Quote the listing below in its entirety.

[Entries taken from a collection]
= = =

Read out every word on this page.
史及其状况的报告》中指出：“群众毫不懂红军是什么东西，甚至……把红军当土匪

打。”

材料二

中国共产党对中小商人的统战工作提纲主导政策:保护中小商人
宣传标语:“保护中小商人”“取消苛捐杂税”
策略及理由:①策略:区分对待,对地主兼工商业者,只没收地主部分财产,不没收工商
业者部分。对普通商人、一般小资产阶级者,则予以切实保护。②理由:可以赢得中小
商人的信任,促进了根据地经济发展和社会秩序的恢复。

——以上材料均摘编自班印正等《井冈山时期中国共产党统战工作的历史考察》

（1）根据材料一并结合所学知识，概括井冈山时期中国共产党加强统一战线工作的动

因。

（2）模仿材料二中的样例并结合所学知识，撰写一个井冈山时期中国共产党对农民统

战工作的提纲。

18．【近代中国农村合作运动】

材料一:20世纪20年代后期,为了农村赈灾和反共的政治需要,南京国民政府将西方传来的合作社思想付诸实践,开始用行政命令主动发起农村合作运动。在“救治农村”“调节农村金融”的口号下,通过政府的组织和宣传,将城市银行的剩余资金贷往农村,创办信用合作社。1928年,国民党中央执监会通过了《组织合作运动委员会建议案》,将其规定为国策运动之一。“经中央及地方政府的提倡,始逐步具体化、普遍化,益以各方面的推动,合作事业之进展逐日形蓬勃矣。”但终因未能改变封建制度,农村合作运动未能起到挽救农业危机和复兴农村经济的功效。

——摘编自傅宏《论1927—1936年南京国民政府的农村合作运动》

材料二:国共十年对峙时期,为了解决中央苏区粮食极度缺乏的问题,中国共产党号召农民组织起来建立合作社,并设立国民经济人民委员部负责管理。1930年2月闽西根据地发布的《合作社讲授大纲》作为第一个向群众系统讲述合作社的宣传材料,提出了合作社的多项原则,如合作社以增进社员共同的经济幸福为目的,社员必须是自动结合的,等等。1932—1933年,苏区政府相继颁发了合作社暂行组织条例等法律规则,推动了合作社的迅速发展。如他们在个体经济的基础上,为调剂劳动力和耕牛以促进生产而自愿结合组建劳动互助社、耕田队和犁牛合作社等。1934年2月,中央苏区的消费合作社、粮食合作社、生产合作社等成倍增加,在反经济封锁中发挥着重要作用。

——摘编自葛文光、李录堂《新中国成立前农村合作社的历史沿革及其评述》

= = =

RESULT BELOW:
Read out every word on this page.
史及其状况的报告》中指出：“群众毫不懂红军是什么东西，甚至……把红军当土匪

打。”

材料二

中国共产党对中小商人的统战工作提纲主导政策:保护中小商人
宣传标语:“保护中小商人”“取消苛捐杂税”
策略及理由:①策略:区分对待,对地主兼工商业者,只没收地主部分财产,不没收工商
业者部分。对普通商人、一般小资产阶级者,则予以切实保护。②理由:可以赢得中小
商人的信任,促进了根据地经济发展和社会秩序的恢复。

——以上材料均摘编自班印正等《井冈山时期中国共产党统战工作的历史考察》

（1）根据材料一并结合所学知识，概括井冈山时期中国共产党加强统一战线工作的动

因。

（2）模仿材料二中的样例并结合所学知识，撰写一个井冈山时期中国共产党对农民统

战工作的提纲。

18．【近代中国农村合作运动】

材料一:20世纪20年代后期,为了农村赈灾和反共的政治需要,南京国民政府将西方传来的合作社思想付诸实践,开始用行政命令主动发起农村合作运动。在“救治农村”“调节农村金融”的口号下,通过政府的组织和宣传,将城市银行的剩余资金贷往农村,创办信用合作社。1928年,国民党中央执监会通过了《组织合作运动委员会建议案》,将其规定为国策运动之一。“经中央及地方政府的提倡,始逐步具体化、普遍化,益以各方面的推动,合作事业之进展逐日形蓬勃矣。”但终因未能改变封建制度,农村合作运动未能起到挽救农业危机和复兴农村经济的功效。

——摘编自傅宏《论1927—1936年南京国民政府的农村合作运动》

材料二:国共十年对峙时期,为了解决中央苏区粮食极度缺乏的问题,中国共产党号召农民组织起来建立合作社,并设立国民经济人民委员部负责管理。1930年2月闽西根据地发布的《合作社讲授大纲》作为第一个向群众系统讲述合作社的宣传材料,提出了合作社的多项原则,如合作社以增进社员共同的经济幸福为目的,社员必须是自动结合的,等等。1932—1933年,苏区政府相继颁发了合作社暂行组织条例等法律规则,推动了合作社的迅速发展。如他们在个体经济的基础上,为调剂劳动力和耕牛以促进生产而自愿结合组建劳动互助社、耕田队和犁牛合作社等。1934年2月,中央苏区的消费合作社、粮食合作社、生产合作社等成倍增加,在反经济封锁中发挥着重要作用。

——摘编自葛文光、李录堂《新中国成立前农村合作社的历史沿革及其评述》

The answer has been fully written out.